◆ **Written exercise**
Wherever a line holds the word "原研地产化", copy that line out.

◆ **Stored dataset items**

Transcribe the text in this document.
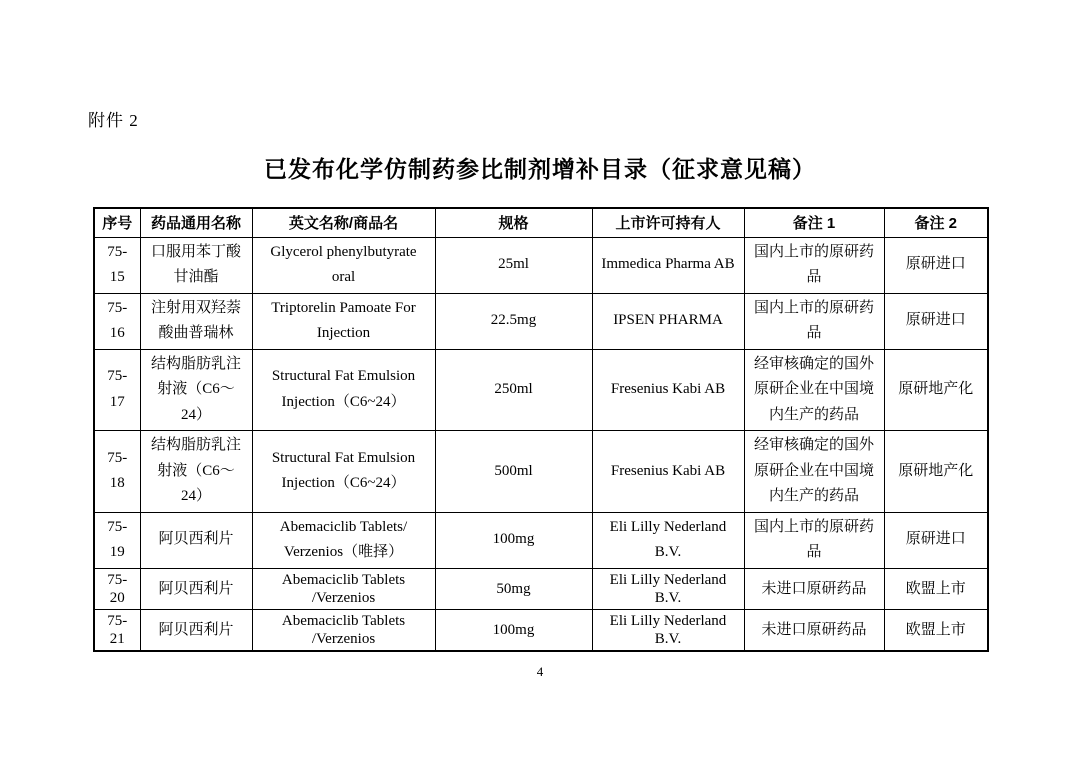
附件 2
已发布化学仿制药参比制剂增补目录（征求意见稿）
序号	药品通用名称	英文名称/商品名	规格	上市许可持有人	备注 1	备注 2
75-15	口服用苯丁酸甘油酯	Glycerol phenylbutyrate oral	25ml	Immedica Pharma AB	国内上市的原研药品	原研进口
75-16	注射用双羟萘酸曲普瑞林	Triptorelin Pamoate For Injection	22.5mg	IPSEN PHARMA	国内上市的原研药品	原研进口
75-17	结构脂肪乳注射液（C6～24）	Structural Fat Emulsion Injection（C6~24）	250ml	Fresenius Kabi AB	经审核确定的国外原研企业在中国境内生产的药品	原研地产化
75-18	结构脂肪乳注射液（C6～24）	Structural Fat Emulsion Injection（C6~24）	500ml	Fresenius Kabi AB	经审核确定的国外原研企业在中国境内生产的药品	原研地产化
75-19	阿贝西利片	Abemaciclib Tablets/ Verzenios（唯择）	100mg	Eli Lilly Nederland B.V.	国内上市的原研药品	原研进口
75-20	阿贝西利片	Abemaciclib Tablets /Verzenios	50mg	Eli Lilly Nederland B.V.	未进口原研药品	欧盟上市
75-21	阿贝西利片	Abemaciclib Tablets /Verzenios	100mg	Eli Lilly Nederland B.V.	未进口原研药品	欧盟上市
4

◆ **Solution for this exercise**
75-17	结构脂肪乳注射液（C6～24）	Structural Fat Emulsion Injection（C6~24）	250ml	Fresenius Kabi AB	经审核确定的国外原研企业在中国境内生产的药品	原研地产化
75-18	结构脂肪乳注射液（C6～24）	Structural Fat Emulsion Injection（C6~24）	500ml	Fresenius Kabi AB	经审核确定的国外原研企业在中国境内生产的药品	原研地产化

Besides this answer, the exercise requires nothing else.